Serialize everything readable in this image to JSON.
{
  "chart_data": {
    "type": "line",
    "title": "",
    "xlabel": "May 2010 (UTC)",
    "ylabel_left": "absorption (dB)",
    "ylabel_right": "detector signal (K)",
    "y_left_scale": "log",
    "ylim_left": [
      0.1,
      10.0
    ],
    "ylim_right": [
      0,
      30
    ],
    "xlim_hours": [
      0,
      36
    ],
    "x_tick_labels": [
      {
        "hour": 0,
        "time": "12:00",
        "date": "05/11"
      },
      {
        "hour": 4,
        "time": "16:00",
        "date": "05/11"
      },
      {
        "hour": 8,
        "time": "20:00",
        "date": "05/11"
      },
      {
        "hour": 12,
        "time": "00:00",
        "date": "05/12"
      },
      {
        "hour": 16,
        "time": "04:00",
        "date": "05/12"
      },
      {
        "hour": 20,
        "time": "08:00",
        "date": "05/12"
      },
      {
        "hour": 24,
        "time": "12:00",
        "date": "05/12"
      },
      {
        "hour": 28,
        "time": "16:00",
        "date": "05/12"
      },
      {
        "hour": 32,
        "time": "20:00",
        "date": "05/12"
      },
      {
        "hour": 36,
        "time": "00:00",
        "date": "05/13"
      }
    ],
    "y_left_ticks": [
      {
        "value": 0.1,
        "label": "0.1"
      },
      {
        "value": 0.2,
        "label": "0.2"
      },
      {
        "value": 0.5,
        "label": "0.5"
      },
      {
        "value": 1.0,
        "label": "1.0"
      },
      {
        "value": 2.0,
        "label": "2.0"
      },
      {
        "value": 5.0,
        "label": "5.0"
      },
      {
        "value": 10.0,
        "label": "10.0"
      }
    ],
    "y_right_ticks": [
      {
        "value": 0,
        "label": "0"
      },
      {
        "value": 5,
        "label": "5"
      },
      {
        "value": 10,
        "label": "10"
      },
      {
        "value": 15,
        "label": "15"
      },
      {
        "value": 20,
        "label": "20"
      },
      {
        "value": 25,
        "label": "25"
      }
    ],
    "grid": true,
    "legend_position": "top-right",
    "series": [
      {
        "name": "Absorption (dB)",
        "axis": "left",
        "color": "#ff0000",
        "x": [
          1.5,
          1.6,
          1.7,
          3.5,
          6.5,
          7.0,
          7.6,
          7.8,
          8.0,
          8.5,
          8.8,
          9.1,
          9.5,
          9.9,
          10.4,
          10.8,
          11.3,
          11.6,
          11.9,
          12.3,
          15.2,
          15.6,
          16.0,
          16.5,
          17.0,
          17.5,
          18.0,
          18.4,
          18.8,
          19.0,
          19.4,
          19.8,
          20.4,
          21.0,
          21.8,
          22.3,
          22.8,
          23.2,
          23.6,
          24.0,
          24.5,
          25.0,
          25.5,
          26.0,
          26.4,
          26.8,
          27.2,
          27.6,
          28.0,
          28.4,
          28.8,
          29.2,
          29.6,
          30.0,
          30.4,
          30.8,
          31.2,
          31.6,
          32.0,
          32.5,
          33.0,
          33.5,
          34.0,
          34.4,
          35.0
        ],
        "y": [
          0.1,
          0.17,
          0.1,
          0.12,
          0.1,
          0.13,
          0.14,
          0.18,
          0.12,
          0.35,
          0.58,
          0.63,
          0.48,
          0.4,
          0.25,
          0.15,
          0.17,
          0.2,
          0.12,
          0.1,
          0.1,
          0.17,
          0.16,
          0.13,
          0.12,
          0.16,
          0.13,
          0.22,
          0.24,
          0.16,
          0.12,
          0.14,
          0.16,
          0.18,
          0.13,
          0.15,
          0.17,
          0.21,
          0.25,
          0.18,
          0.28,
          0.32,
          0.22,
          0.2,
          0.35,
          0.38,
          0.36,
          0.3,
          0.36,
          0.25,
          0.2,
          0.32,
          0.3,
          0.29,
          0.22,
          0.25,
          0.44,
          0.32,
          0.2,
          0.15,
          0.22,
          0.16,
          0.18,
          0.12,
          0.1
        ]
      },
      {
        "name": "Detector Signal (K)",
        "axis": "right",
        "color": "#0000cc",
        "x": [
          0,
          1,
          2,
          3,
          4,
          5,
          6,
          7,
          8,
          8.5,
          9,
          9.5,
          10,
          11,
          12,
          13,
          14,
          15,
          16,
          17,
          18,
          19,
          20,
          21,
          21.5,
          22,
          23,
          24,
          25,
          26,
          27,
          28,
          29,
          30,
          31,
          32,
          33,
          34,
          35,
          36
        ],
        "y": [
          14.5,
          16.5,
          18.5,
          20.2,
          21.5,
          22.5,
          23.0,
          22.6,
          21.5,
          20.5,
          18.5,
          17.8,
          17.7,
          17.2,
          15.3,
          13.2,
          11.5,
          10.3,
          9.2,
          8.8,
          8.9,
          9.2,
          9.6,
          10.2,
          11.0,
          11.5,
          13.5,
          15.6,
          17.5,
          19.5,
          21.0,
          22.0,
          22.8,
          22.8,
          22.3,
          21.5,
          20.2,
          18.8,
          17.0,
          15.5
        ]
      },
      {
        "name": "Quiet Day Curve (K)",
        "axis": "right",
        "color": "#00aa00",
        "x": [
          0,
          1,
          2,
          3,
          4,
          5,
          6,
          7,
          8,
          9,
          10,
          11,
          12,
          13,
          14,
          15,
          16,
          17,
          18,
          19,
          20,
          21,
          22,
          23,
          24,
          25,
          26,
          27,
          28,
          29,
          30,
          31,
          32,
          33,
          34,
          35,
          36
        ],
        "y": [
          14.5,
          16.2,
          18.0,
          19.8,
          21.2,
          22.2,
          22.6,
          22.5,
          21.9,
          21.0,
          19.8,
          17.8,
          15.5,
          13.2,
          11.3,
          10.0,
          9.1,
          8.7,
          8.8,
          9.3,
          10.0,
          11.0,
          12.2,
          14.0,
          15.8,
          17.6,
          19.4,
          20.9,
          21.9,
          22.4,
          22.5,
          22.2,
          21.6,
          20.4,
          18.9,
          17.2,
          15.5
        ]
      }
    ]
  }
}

#### Set task:
Write out every line from the entries where "name" appears.

#### Complete answer:
        "name": "Absorption (dB)",
        "name": "Detector Signal (K)",
        "name": "Quiet Day Curve (K)",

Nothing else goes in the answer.